**Set exercise:** Only a number is wanted here: the number of lines of the data that include "highest".

**Extracted information:**
* begin *
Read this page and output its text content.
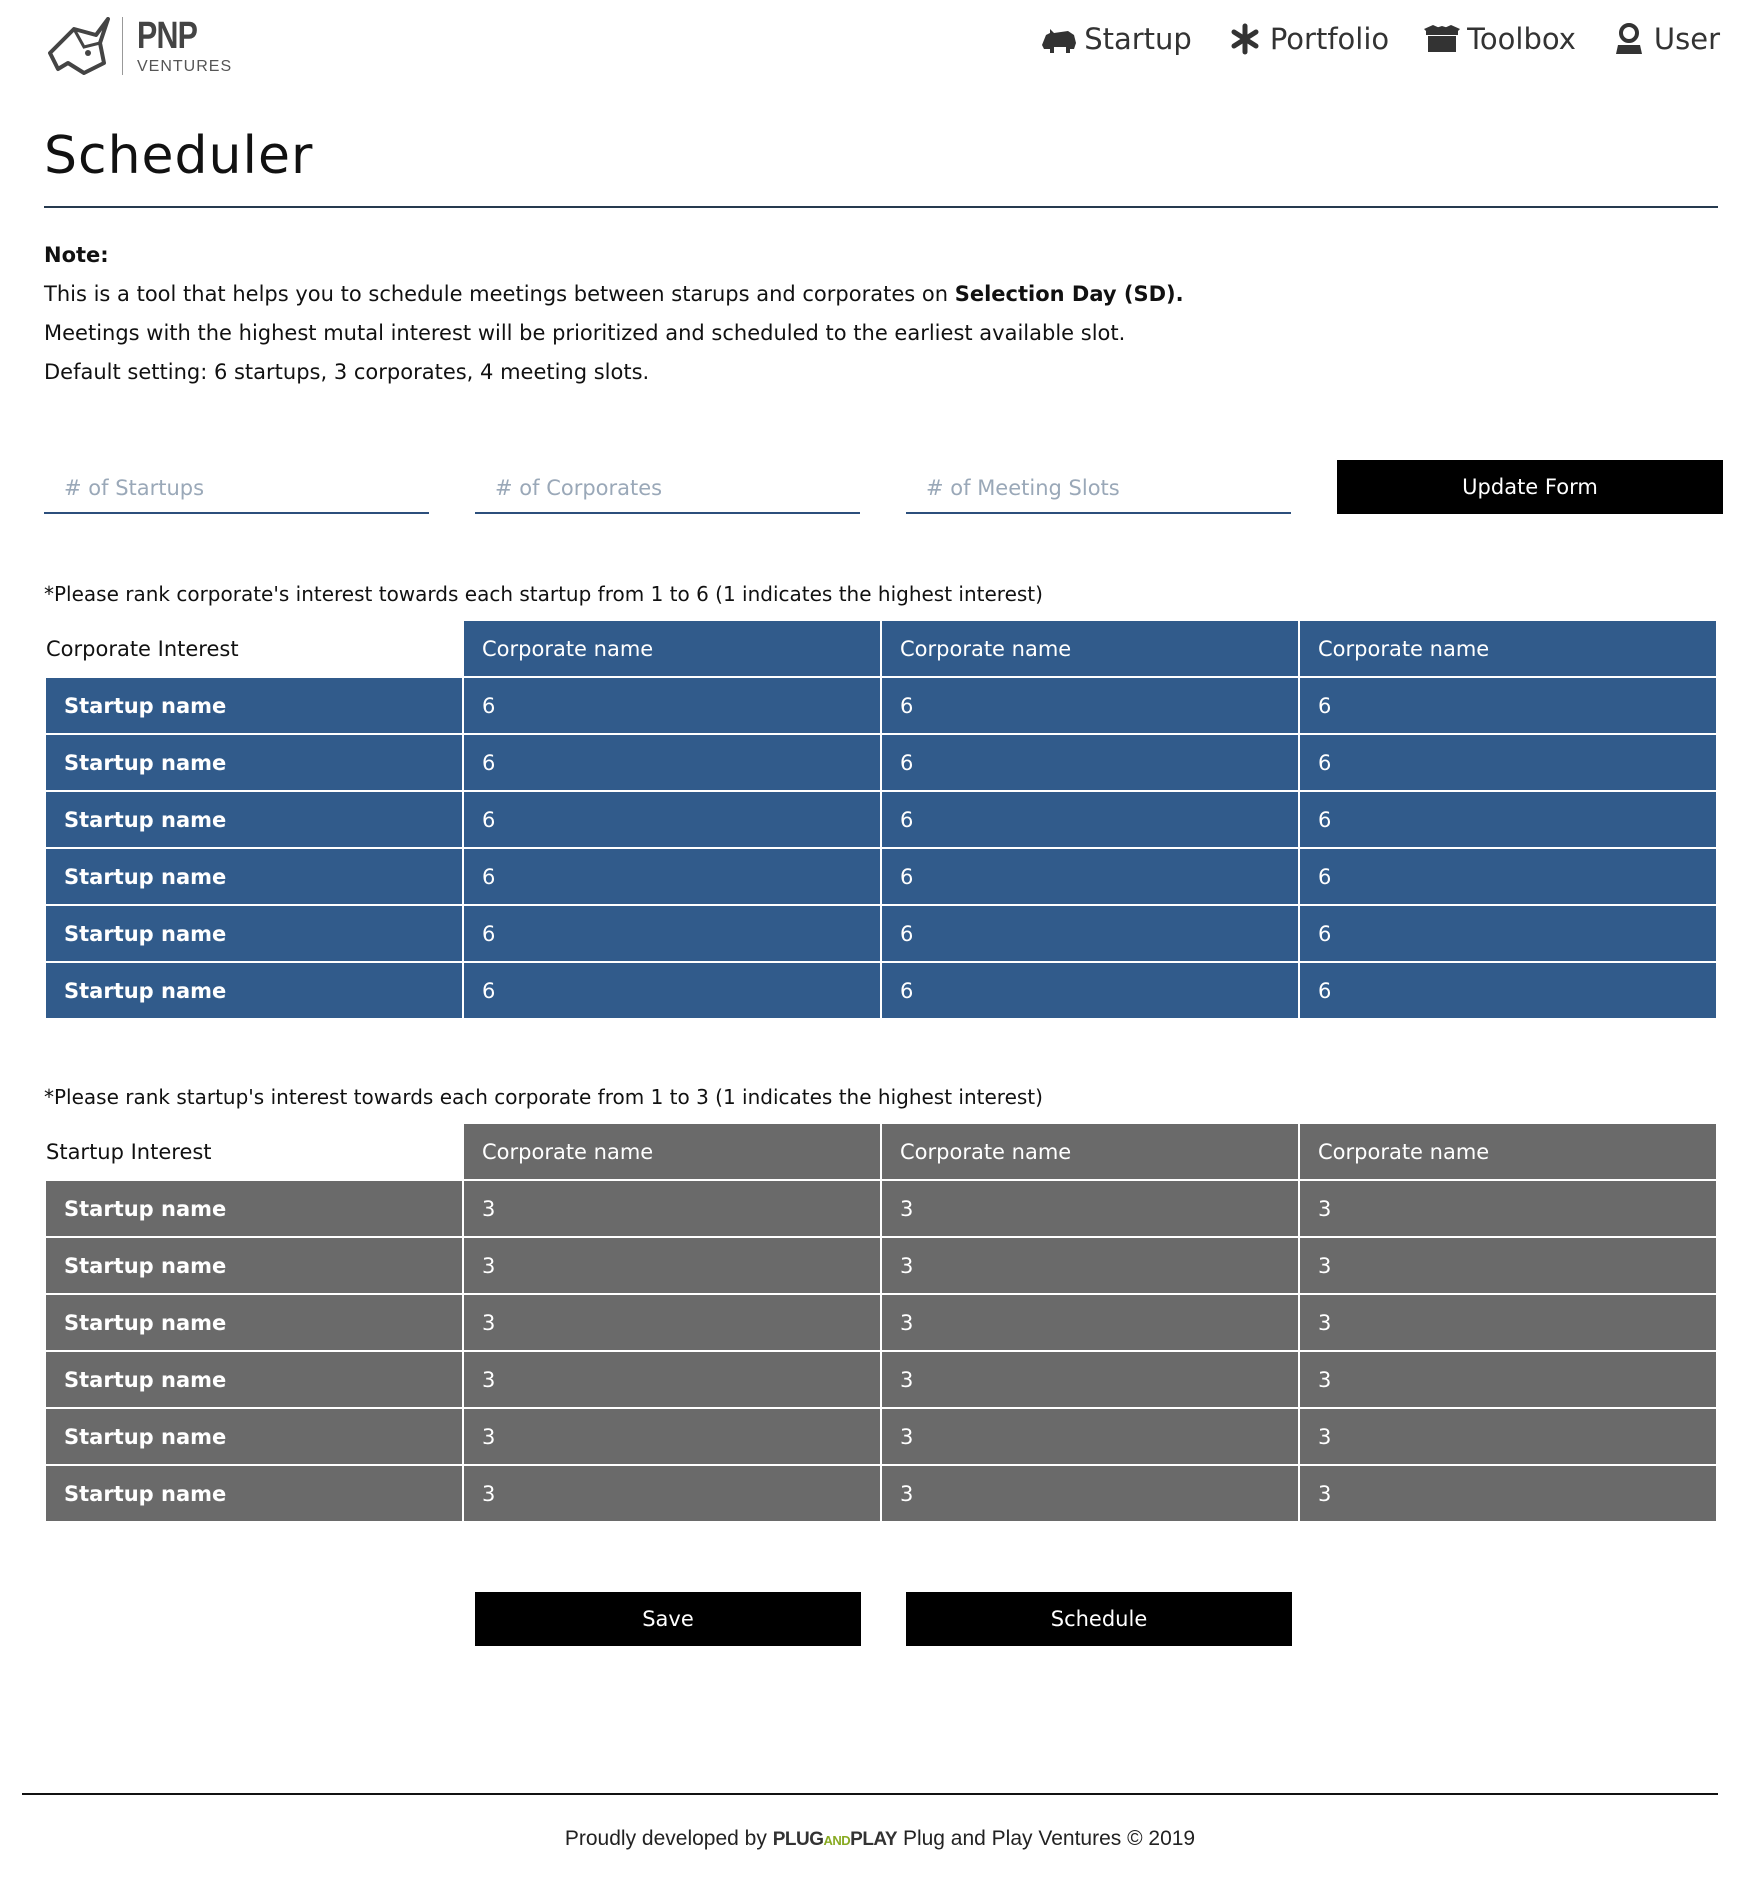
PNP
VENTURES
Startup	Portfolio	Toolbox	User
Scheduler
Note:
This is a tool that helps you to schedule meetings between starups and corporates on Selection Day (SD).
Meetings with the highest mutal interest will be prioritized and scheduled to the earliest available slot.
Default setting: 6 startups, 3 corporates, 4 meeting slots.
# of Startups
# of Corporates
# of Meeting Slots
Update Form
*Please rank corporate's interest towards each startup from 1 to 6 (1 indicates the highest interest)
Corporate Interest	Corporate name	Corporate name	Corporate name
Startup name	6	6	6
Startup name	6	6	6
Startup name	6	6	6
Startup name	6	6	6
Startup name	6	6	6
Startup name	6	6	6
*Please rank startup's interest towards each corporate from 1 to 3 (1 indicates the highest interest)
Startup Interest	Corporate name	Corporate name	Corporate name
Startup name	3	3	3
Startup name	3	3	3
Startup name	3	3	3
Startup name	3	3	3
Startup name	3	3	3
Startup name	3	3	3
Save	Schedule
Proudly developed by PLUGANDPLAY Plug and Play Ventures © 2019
* end *
* begin *
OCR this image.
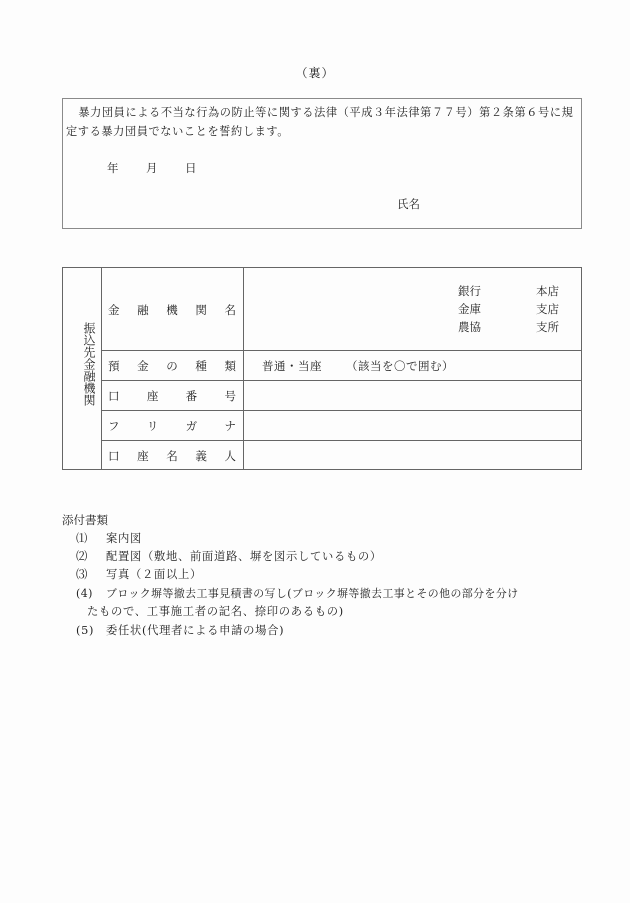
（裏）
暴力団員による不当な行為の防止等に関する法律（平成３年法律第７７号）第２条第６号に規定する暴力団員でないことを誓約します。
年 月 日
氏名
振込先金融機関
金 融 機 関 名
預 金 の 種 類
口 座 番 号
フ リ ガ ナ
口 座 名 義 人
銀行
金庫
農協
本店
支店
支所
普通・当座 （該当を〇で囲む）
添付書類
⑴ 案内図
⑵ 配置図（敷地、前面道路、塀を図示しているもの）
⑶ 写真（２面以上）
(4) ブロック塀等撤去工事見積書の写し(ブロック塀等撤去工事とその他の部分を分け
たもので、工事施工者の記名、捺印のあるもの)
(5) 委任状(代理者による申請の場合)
* end *
**Response for this exercise:** 3